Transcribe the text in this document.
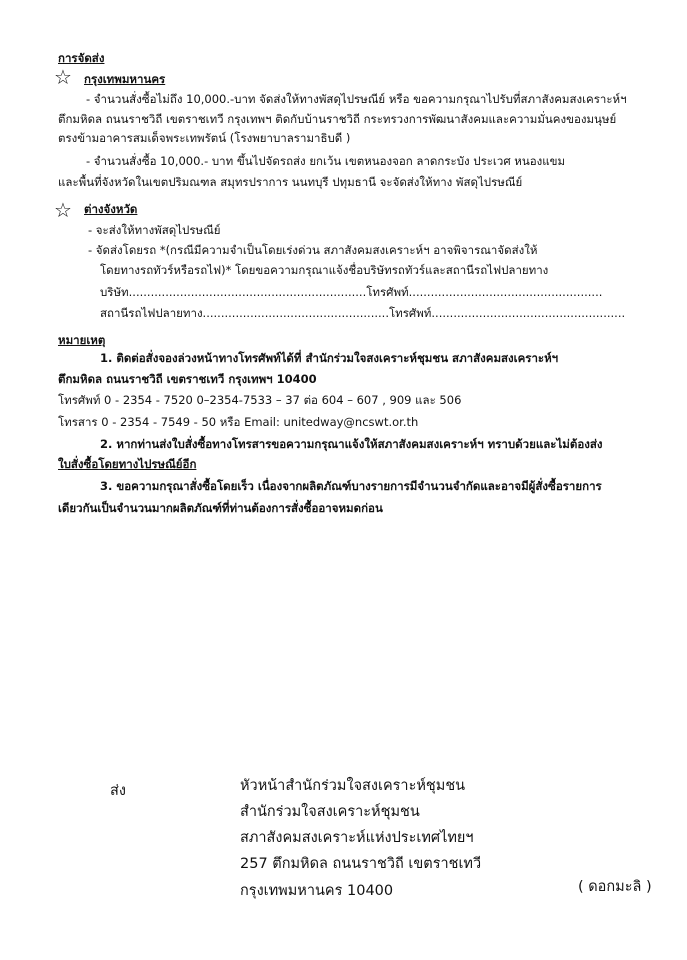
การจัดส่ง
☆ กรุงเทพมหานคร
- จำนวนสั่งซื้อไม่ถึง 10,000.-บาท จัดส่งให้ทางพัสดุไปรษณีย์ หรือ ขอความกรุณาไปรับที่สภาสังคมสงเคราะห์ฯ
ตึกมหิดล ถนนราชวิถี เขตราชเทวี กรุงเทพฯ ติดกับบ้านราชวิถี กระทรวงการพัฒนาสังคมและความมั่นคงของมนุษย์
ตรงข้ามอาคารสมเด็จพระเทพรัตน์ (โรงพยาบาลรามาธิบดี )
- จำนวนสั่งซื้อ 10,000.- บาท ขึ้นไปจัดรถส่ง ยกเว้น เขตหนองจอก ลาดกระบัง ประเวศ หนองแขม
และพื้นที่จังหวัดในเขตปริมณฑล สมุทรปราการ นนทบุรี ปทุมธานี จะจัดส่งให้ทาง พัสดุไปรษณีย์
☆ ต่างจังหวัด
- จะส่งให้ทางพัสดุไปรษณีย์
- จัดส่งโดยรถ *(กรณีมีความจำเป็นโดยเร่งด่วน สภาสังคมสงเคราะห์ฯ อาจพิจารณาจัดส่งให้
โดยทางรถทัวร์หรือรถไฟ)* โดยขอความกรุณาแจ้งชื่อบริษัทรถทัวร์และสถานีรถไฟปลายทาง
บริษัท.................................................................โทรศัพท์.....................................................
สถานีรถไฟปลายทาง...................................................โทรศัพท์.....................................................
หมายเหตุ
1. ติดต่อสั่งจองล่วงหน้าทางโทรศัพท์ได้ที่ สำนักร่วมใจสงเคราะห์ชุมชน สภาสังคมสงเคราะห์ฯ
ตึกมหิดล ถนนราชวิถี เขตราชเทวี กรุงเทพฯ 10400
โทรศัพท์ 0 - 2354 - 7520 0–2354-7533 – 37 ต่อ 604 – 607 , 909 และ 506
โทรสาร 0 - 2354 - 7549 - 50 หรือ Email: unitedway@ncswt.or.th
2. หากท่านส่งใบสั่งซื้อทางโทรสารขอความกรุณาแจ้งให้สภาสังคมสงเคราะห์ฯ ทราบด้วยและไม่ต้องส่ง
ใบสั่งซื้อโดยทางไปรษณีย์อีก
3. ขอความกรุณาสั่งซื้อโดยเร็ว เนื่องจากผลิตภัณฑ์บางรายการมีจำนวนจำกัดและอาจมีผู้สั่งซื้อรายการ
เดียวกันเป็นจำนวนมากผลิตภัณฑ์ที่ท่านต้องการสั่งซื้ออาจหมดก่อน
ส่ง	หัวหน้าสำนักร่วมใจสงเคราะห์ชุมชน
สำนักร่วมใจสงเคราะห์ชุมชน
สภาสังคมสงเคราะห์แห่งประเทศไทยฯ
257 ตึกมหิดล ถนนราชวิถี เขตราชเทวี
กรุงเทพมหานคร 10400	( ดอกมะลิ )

==

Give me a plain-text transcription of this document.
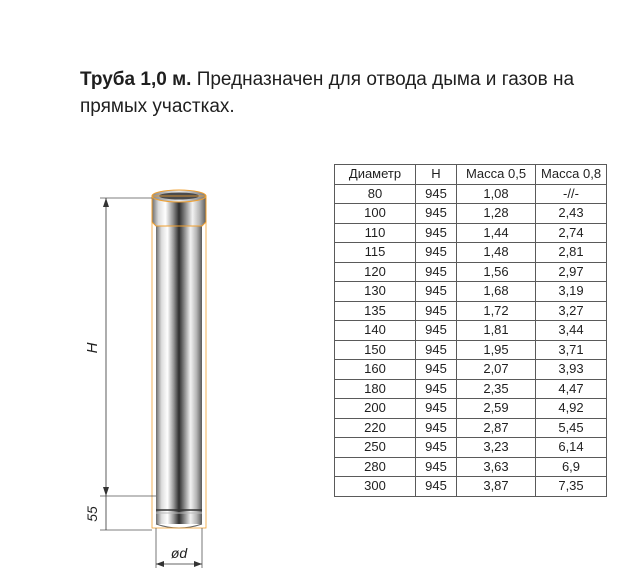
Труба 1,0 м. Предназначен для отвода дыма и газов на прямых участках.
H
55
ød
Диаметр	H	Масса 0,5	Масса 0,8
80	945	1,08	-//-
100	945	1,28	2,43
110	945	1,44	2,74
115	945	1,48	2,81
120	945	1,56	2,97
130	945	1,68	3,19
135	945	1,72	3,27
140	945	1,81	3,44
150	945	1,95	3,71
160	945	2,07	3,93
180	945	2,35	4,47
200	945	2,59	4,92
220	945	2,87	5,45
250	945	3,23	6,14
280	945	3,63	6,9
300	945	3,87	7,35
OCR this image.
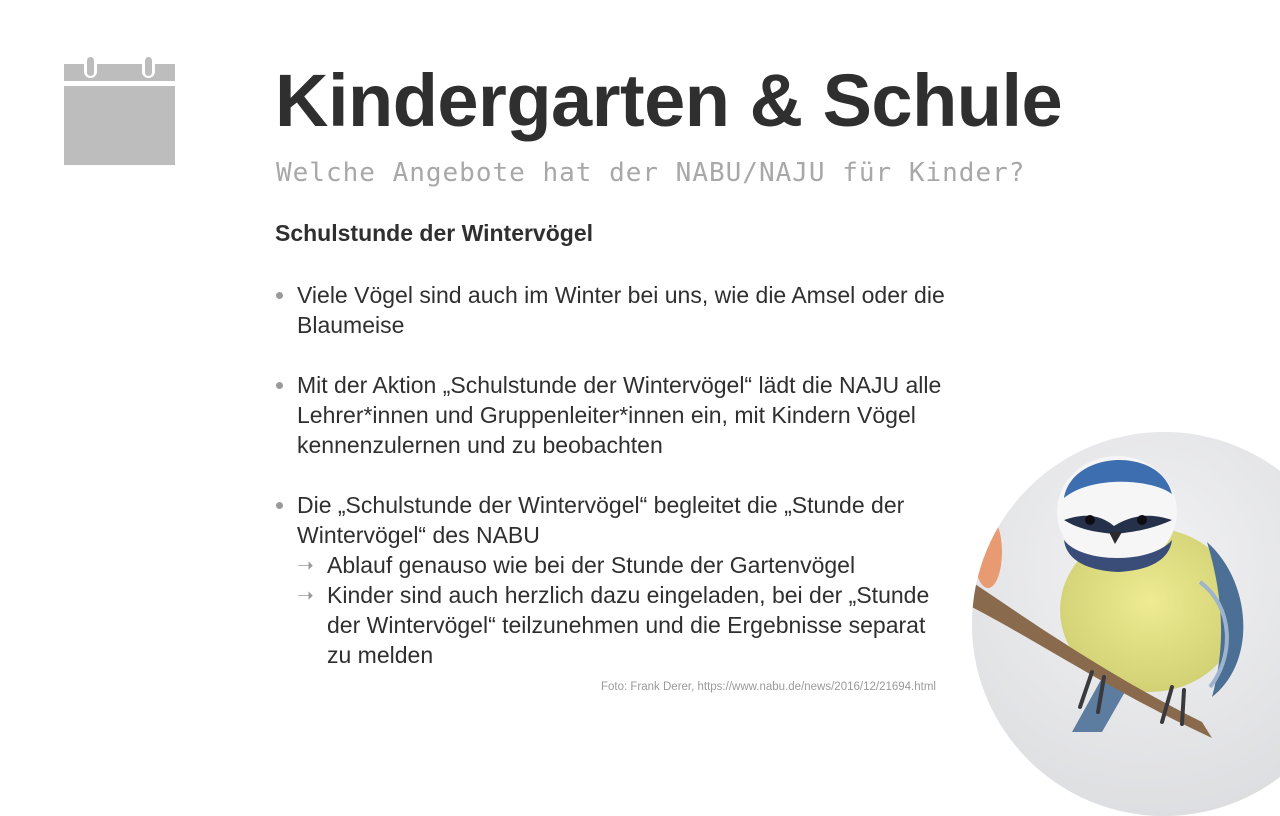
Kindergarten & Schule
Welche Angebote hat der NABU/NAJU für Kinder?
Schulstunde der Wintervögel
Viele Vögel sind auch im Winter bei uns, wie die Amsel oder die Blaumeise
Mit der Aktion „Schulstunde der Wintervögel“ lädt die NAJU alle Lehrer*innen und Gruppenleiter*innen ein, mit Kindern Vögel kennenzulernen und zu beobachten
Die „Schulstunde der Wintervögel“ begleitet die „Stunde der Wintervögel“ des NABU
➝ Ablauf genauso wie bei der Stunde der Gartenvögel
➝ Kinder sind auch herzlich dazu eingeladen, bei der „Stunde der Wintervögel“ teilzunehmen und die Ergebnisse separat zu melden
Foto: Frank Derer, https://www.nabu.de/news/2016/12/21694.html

EXERCISE DIRECTIONS
Say how many lines in the listing above include "ถนนราชว". Give nothing but the number.

ANSWER IN FULL
3